DIRECTIONS FOR THIS TASK: Without the pictures, return all of the material exactly as written.

Saved data entries:

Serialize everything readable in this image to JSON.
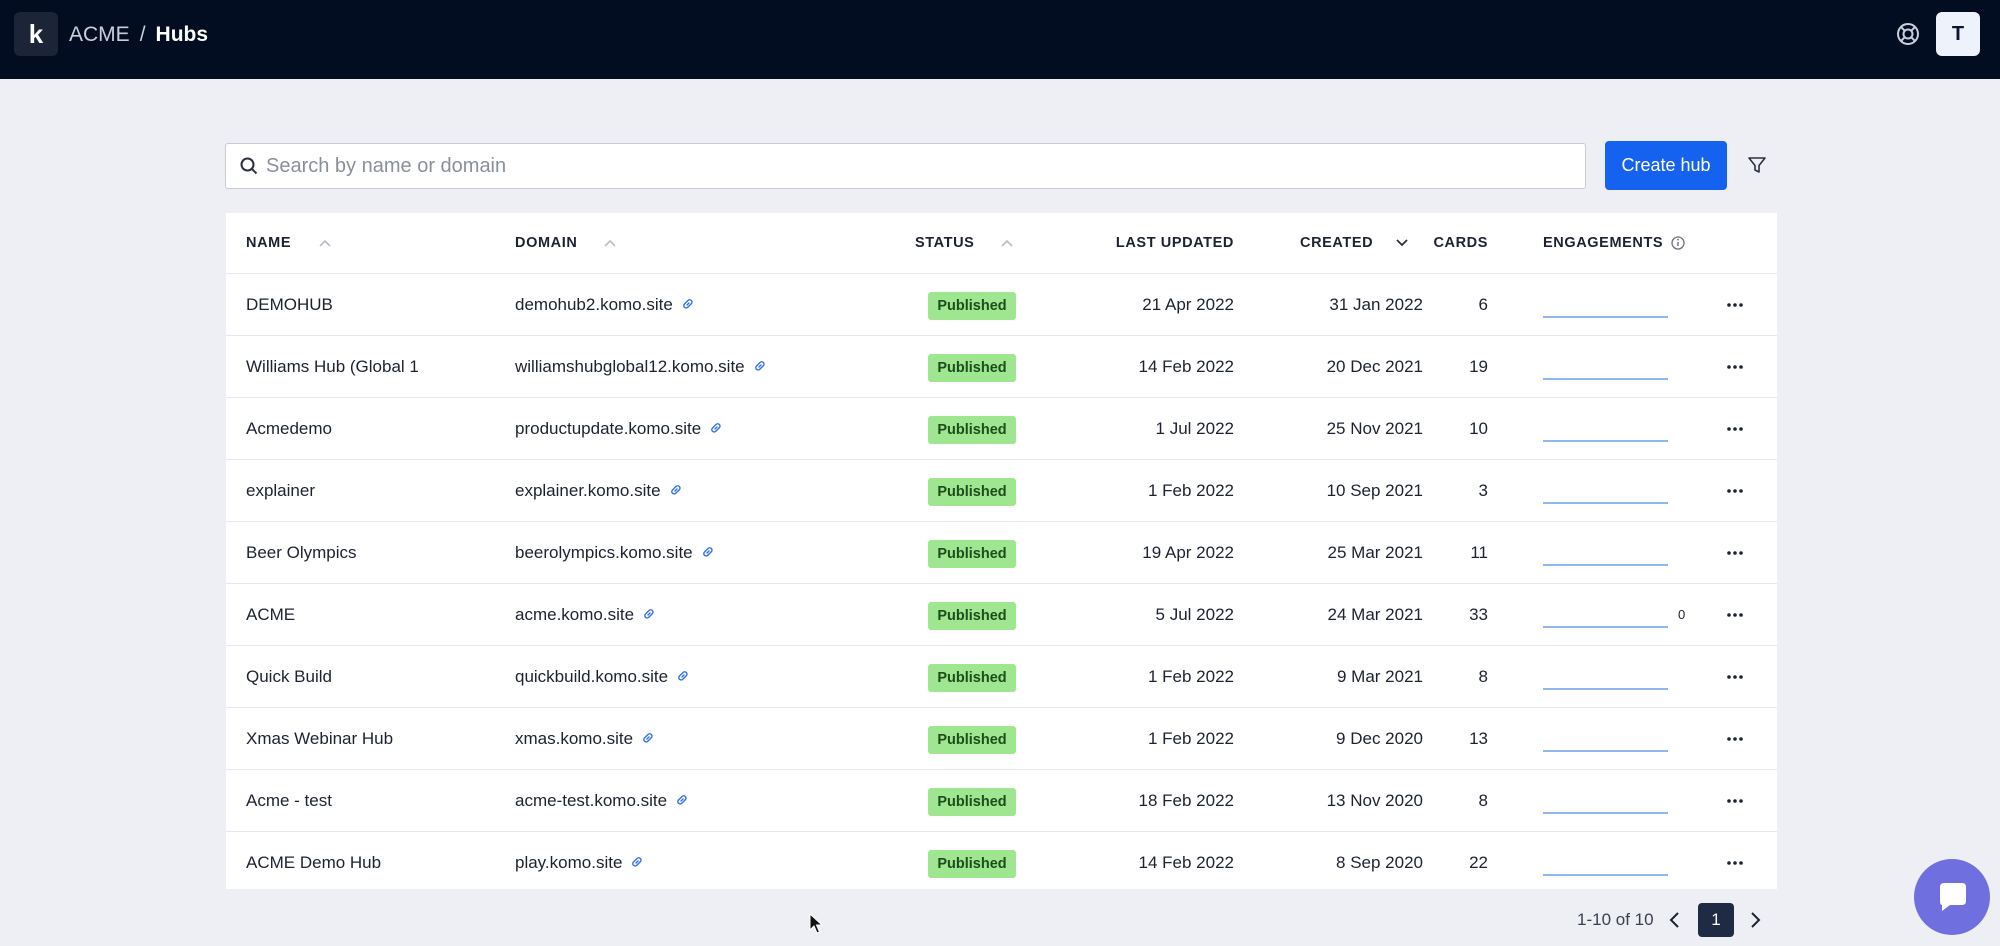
{
  "header": {
    "logo_letter": "k",
    "breadcrumb": {
      "org": "ACME",
      "separator": "/",
      "current": "Hubs"
    },
    "avatar_initial": "T",
    "help_icon": "lifebuoy-icon"
  },
  "toolbar": {
    "search_placeholder": "Search by name or domain",
    "create_label": "Create hub",
    "filter_icon": "filter-icon"
  },
  "table": {
    "columns": [
      "NAME",
      "DOMAIN",
      "STATUS",
      "LAST UPDATED",
      "CREATED",
      "CARDS",
      "ENGAGEMENTS"
    ],
    "rows": [
      {
        "name": "DEMOHUB",
        "domain": "demohub2.komo.site",
        "status": "Published",
        "updated": "21 Apr 2022",
        "created": "31 Jan 2022",
        "cards": "6",
        "engagements": ""
      },
      {
        "name": "Williams Hub (Global 1",
        "domain": "williamshubglobal12.komo.site",
        "status": "Published",
        "updated": "14 Feb 2022",
        "created": "20 Dec 2021",
        "cards": "19",
        "engagements": ""
      },
      {
        "name": "Acmedemo",
        "domain": "productupdate.komo.site",
        "status": "Published",
        "updated": "1 Jul 2022",
        "created": "25 Nov 2021",
        "cards": "10",
        "engagements": ""
      },
      {
        "name": "explainer",
        "domain": "explainer.komo.site",
        "status": "Published",
        "updated": "1 Feb 2022",
        "created": "10 Sep 2021",
        "cards": "3",
        "engagements": ""
      },
      {
        "name": "Beer Olympics",
        "domain": "beerolympics.komo.site",
        "status": "Published",
        "updated": "19 Apr 2022",
        "created": "25 Mar 2021",
        "cards": "11",
        "engagements": ""
      },
      {
        "name": "ACME",
        "domain": "acme.komo.site",
        "status": "Published",
        "updated": "5 Jul 2022",
        "created": "24 Mar 2021",
        "cards": "33",
        "engagements": "0"
      },
      {
        "name": "Quick Build",
        "domain": "quickbuild.komo.site",
        "status": "Published",
        "updated": "1 Feb 2022",
        "created": "9 Mar 2021",
        "cards": "8",
        "engagements": ""
      },
      {
        "name": "Xmas Webinar Hub",
        "domain": "xmas.komo.site",
        "status": "Published",
        "updated": "1 Feb 2022",
        "created": "9 Dec 2020",
        "cards": "13",
        "engagements": ""
      },
      {
        "name": "Acme - test",
        "domain": "acme-test.komo.site",
        "status": "Published",
        "updated": "18 Feb 2022",
        "created": "13 Nov 2020",
        "cards": "8",
        "engagements": ""
      },
      {
        "name": "ACME Demo Hub",
        "domain": "play.komo.site",
        "status": "Published",
        "updated": "14 Feb 2022",
        "created": "8 Sep 2020",
        "cards": "22",
        "engagements": ""
      }
    ]
  },
  "pagination": {
    "range": "1-10 of 10",
    "current_page": "1"
  },
  "colors": {
    "topbar": "#030d22",
    "accent": "#1662f0",
    "published_badge": "#9ee68f",
    "chat_button": "#6f6fe0"
  }
}
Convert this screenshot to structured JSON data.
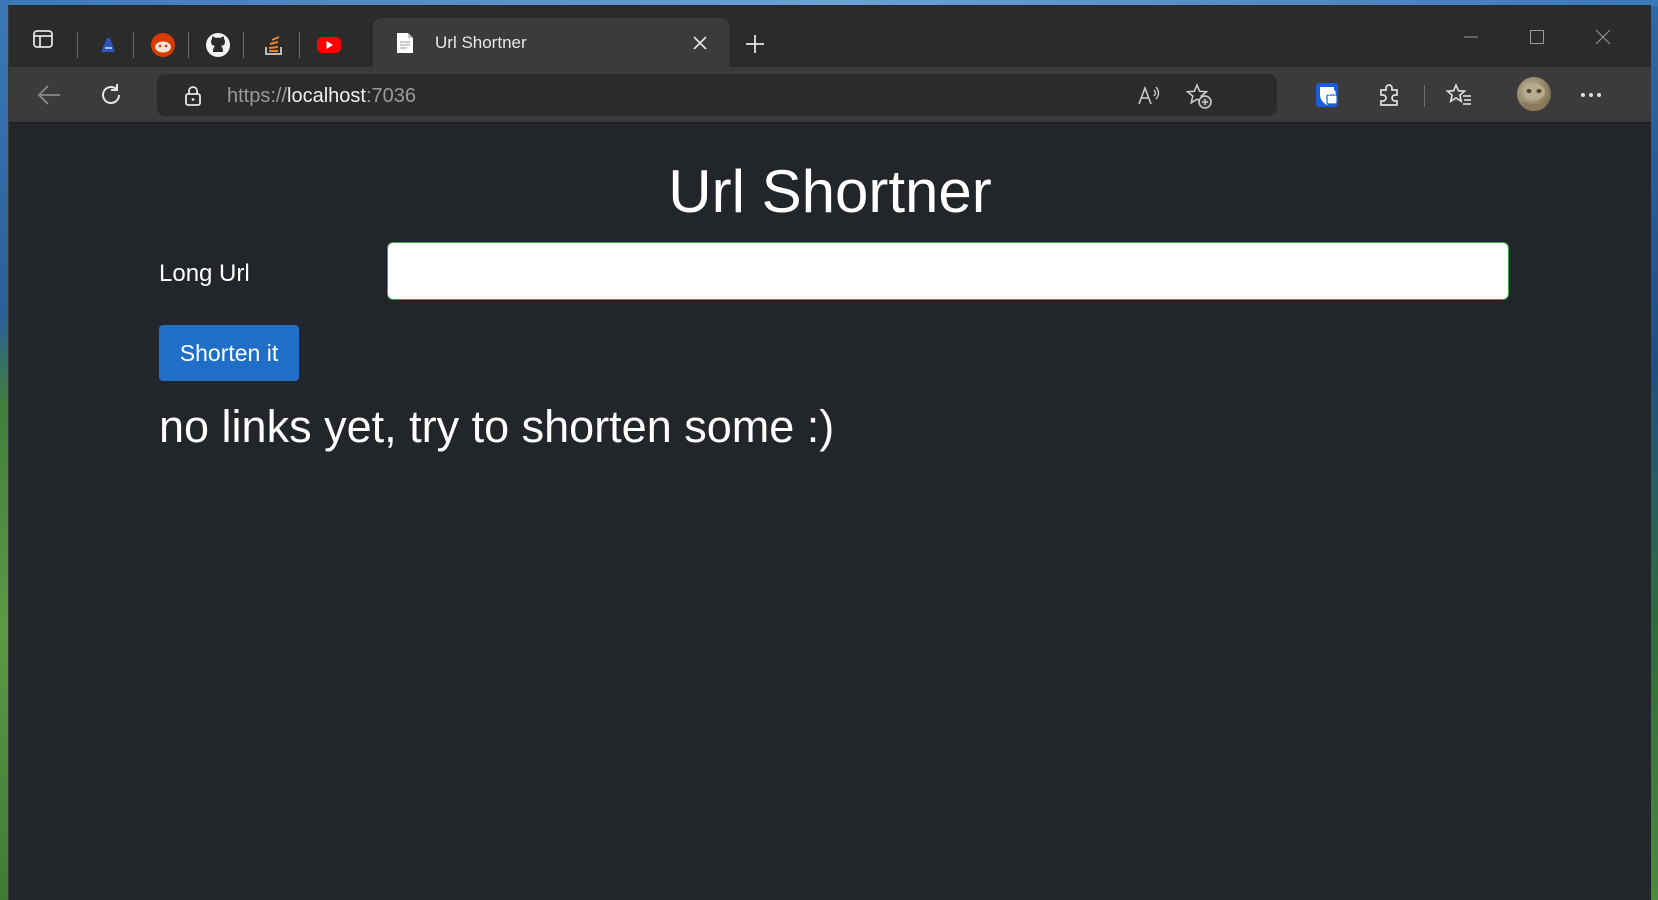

FULL SOLUTION:
Serialize everything readable in this image to JSON.
{
  "header": {
    "logo_letter": "k",
    "breadcrumb": {
      "org": "ACME",
      "separator": "/",
      "current": "Hubs"
    },
    "avatar_initial": "T",
    "help_icon": "lifebuoy-icon"
  },
  "toolbar": {
    "search_placeholder": "Search by name or domain",
    "create_label": "Create hub",
    "filter_icon": "filter-icon"
  },
  "table": {
    "columns": [
      "NAME",
      "DOMAIN",
      "STATUS",
      "LAST UPDATED",
      "CREATED",
      "CARDS",
      "ENGAGEMENTS"
    ],
    "rows": [
      {
        "name": "DEMOHUB",
        "domain": "demohub2.komo.site",
        "status": "Published",
        "updated": "21 Apr 2022",
        "created": "31 Jan 2022",
        "cards": "6",
        "engagements": ""
      },
      {
        "name": "Williams Hub (Global 1",
        "domain": "williamshubglobal12.komo.site",
        "status": "Published",
        "updated": "14 Feb 2022",
        "created": "20 Dec 2021",
        "cards": "19",
        "engagements": ""
      },
      {
        "name": "Acmedemo",
        "domain": "productupdate.komo.site",
        "status": "Published",
        "updated": "1 Jul 2022",
        "created": "25 Nov 2021",
        "cards": "10",
        "engagements": ""
      },
      {
        "name": "explainer",
        "domain": "explainer.komo.site",
        "status": "Published",
        "updated": "1 Feb 2022",
        "created": "10 Sep 2021",
        "cards": "3",
        "engagements": ""
      },
      {
        "name": "Beer Olympics",
        "domain": "beerolympics.komo.site",
        "status": "Published",
        "updated": "19 Apr 2022",
        "created": "25 Mar 2021",
        "cards": "11",
        "engagements": ""
      },
      {
        "name": "ACME",
        "domain": "acme.komo.site",
        "status": "Published",
        "updated": "5 Jul 2022",
        "created": "24 Mar 2021",
        "cards": "33",
        "engagements": "0"
      },
      {
        "name": "Quick Build",
        "domain": "quickbuild.komo.site",
        "status": "Published",
        "updated": "1 Feb 2022",
        "created": "9 Mar 2021",
        "cards": "8",
        "engagements": ""
      },
      {
        "name": "Xmas Webinar Hub",
        "domain": "xmas.komo.site",
        "status": "Published",
        "updated": "1 Feb 2022",
        "created": "9 Dec 2020",
        "cards": "13",
        "engagements": ""
      },
      {
        "name": "Acme - test",
        "domain": "acme-test.komo.site",
        "status": "Published",
        "updated": "18 Feb 2022",
        "created": "13 Nov 2020",
        "cards": "8",
        "engagements": ""
      },
      {
        "name": "ACME Demo Hub",
        "domain": "play.komo.site",
        "status": "Published",
        "updated": "14 Feb 2022",
        "created": "8 Sep 2020",
        "cards": "22",
        "engagements": ""
      }
    ]
  },
  "pagination": {
    "range": "1-10 of 10",
    "current_page": "1"
  },
  "colors": {
    "topbar": "#030d22",
    "accent": "#1662f0",
    "published_badge": "#9ee68f",
    "chat_button": "#6f6fe0"
  }
}
Convert this screenshot to structured JSON data.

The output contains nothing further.